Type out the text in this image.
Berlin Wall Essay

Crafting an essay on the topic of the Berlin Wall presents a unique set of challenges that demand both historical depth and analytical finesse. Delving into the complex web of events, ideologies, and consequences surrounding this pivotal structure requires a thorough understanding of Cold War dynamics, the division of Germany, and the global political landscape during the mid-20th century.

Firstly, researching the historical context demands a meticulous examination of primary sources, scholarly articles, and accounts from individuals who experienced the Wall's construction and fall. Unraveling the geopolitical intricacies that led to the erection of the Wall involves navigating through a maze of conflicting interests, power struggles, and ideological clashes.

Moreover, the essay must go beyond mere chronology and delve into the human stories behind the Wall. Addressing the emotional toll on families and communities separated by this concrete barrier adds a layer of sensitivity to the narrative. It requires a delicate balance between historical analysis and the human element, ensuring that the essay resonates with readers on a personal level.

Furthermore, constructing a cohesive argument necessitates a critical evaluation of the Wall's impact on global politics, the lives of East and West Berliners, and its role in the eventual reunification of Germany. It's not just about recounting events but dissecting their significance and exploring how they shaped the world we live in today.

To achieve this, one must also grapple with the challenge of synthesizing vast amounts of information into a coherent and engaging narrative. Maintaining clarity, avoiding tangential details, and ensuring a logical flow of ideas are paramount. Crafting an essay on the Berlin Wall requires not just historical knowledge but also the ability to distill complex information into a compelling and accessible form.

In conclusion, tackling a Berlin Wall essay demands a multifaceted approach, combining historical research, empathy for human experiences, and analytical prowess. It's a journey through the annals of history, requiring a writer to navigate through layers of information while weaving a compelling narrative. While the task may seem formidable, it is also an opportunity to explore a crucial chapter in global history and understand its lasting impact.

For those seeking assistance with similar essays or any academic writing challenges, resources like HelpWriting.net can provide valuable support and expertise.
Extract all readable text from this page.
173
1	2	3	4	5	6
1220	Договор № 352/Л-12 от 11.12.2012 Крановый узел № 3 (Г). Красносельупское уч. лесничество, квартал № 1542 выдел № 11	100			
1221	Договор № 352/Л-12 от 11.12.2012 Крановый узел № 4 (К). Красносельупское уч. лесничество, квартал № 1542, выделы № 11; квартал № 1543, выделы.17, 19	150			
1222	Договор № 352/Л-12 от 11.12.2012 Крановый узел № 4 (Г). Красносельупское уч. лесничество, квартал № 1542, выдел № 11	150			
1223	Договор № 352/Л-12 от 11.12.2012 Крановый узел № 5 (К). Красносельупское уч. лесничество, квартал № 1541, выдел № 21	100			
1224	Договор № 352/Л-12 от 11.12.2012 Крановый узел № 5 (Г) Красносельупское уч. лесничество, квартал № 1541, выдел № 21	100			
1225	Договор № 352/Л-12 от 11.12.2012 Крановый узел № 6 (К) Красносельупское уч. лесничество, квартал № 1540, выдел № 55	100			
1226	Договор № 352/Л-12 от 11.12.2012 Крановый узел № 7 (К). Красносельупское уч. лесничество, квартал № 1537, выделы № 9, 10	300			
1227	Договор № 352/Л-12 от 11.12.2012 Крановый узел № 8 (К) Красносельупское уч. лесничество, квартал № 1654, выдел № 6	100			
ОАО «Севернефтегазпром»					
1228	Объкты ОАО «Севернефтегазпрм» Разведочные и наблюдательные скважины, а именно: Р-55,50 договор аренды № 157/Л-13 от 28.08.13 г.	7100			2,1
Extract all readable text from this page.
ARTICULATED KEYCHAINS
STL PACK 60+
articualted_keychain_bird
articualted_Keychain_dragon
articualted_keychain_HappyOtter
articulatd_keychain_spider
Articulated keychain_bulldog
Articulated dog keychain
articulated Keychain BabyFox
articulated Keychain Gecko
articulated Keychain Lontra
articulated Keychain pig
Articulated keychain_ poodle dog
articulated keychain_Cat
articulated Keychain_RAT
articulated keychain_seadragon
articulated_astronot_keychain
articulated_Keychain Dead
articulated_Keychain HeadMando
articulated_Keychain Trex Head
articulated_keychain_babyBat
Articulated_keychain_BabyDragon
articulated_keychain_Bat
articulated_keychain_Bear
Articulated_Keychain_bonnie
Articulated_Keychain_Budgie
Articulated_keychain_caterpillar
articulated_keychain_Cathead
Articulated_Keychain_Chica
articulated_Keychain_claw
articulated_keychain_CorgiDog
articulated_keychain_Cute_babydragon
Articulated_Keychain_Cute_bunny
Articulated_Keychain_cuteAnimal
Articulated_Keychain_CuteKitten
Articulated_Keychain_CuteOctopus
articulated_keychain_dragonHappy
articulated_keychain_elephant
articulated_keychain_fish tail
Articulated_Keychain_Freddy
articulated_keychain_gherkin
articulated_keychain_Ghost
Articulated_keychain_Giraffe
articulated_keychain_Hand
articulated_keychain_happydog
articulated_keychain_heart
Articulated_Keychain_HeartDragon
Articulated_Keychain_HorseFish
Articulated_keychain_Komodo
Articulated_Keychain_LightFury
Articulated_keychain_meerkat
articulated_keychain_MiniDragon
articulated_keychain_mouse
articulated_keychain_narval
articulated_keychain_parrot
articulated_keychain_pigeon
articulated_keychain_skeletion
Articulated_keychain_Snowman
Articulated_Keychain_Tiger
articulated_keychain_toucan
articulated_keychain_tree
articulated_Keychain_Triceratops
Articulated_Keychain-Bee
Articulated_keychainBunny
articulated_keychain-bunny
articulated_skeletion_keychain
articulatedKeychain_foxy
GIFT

──────────

**Work required**
Retype the whole listing above exactly.

**Answer for the task**
Type out the text in this image.
Berlin Wall Essay

Crafting an essay on the topic of the Berlin Wall presents a unique set of challenges that demand both historical depth and analytical finesse. Delving into the complex web of events, ideologies, and consequences surrounding this pivotal structure requires a thorough understanding of Cold War dynamics, the division of Germany, and the global political landscape during the mid-20th century.

Firstly, researching the historical context demands a meticulous examination of primary sources, scholarly articles, and accounts from individuals who experienced the Wall's construction and fall. Unraveling the geopolitical intricacies that led to the erection of the Wall involves navigating through a maze of conflicting interests, power struggles, and ideological clashes.

Moreover, the essay must go beyond mere chronology and delve into the human stories behind the Wall. Addressing the emotional toll on families and communities separated by this concrete barrier adds a layer of sensitivity to the narrative. It requires a delicate balance between historical analysis and the human element, ensuring that the essay resonates with readers on a personal level.

Furthermore, constructing a cohesive argument necessitates a critical evaluation of the Wall's impact on global politics, the lives of East and West Berliners, and its role in the eventual reunification of Germany. It's not just about recounting events but dissecting their significance and exploring how they shaped the world we live in today.

To achieve this, one must also grapple with the challenge of synthesizing vast amounts of information into a coherent and engaging narrative. Maintaining clarity, avoiding tangential details, and ensuring a logical flow of ideas are paramount. Crafting an essay on the Berlin Wall requires not just historical knowledge but also the ability to distill complex information into a compelling and accessible form.

In conclusion, tackling a Berlin Wall essay demands a multifaceted approach, combining historical research, empathy for human experiences, and analytical prowess. It's a journey through the annals of history, requiring a writer to navigate through layers of information while weaving a compelling narrative. While the task may seem formidable, it is also an opportunity to explore a crucial chapter in global history and understand its lasting impact.

For those seeking assistance with similar essays or any academic writing challenges, resources like HelpWriting.net can provide valuable support and expertise.
Extract all readable text from this page.
173
1	2	3	4	5	6
1220	Договор № 352/Л-12 от 11.12.2012 Крановый узел № 3 (Г). Красносельупское уч. лесничество, квартал № 1542 выдел № 11	100			
1221	Договор № 352/Л-12 от 11.12.2012 Крановый узел № 4 (К). Красносельупское уч. лесничество, квартал № 1542, выделы № 11; квартал № 1543, выделы.17, 19	150			
1222	Договор № 352/Л-12 от 11.12.2012 Крановый узел № 4 (Г). Красносельупское уч. лесничество, квартал № 1542, выдел № 11	150			
1223	Договор № 352/Л-12 от 11.12.2012 Крановый узел № 5 (К). Красносельупское уч. лесничество, квартал № 1541, выдел № 21	100			
1224	Договор № 352/Л-12 от 11.12.2012 Крановый узел № 5 (Г) Красносельупское уч. лесничество, квартал № 1541, выдел № 21	100			
1225	Договор № 352/Л-12 от 11.12.2012 Крановый узел № 6 (К) Красносельупское уч. лесничество, квартал № 1540, выдел № 55	100			
1226	Договор № 352/Л-12 от 11.12.2012 Крановый узел № 7 (К). Красносельупское уч. лесничество, квартал № 1537, выделы № 9, 10	300			
1227	Договор № 352/Л-12 от 11.12.2012 Крановый узел № 8 (К) Красносельупское уч. лесничество, квартал № 1654, выдел № 6	100			
ОАО «Севернефтегазпром»					
1228	Объкты ОАО «Севернефтегазпрм» Разведочные и наблюдательные скважины, а именно: Р-55,50 договор аренды № 157/Л-13 от 28.08.13 г.	7100			2,1
Extract all readable text from this page.
ARTICULATED KEYCHAINS
STL PACK 60+
articualted_keychain_bird
articualted_Keychain_dragon
articualted_keychain_HappyOtter
articulatd_keychain_spider
Articulated keychain_bulldog
Articulated dog keychain
articulated Keychain BabyFox
articulated Keychain Gecko
articulated Keychain Lontra
articulated Keychain pig
Articulated keychain_ poodle dog
articulated keychain_Cat
articulated Keychain_RAT
articulated keychain_seadragon
articulated_astronot_keychain
articulated_Keychain Dead
articulated_Keychain HeadMando
articulated_Keychain Trex Head
articulated_keychain_babyBat
Articulated_keychain_BabyDragon
articulated_keychain_Bat
articulated_keychain_Bear
Articulated_Keychain_bonnie
Articulated_Keychain_Budgie
Articulated_keychain_caterpillar
articulated_keychain_Cathead
Articulated_Keychain_Chica
articulated_Keychain_claw
articulated_keychain_CorgiDog
articulated_keychain_Cute_babydragon
Articulated_Keychain_Cute_bunny
Articulated_Keychain_cuteAnimal
Articulated_Keychain_CuteKitten
Articulated_Keychain_CuteOctopus
articulated_keychain_dragonHappy
articulated_keychain_elephant
articulated_keychain_fish tail
Articulated_Keychain_Freddy
articulated_keychain_gherkin
articulated_keychain_Ghost
Articulated_keychain_Giraffe
articulated_keychain_Hand
articulated_keychain_happydog
articulated_keychain_heart
Articulated_Keychain_HeartDragon
Articulated_Keychain_HorseFish
Articulated_keychain_Komodo
Articulated_Keychain_LightFury
Articulated_keychain_meerkat
articulated_keychain_MiniDragon
articulated_keychain_mouse
articulated_keychain_narval
articulated_keychain_parrot
articulated_keychain_pigeon
articulated_keychain_skeletion
Articulated_keychain_Snowman
Articulated_Keychain_Tiger
articulated_keychain_toucan
articulated_keychain_tree
articulated_Keychain_Triceratops
Articulated_Keychain-Bee
Articulated_keychainBunny
articulated_keychain-bunny
articulated_skeletion_keychain
articulatedKeychain_foxy
GIFT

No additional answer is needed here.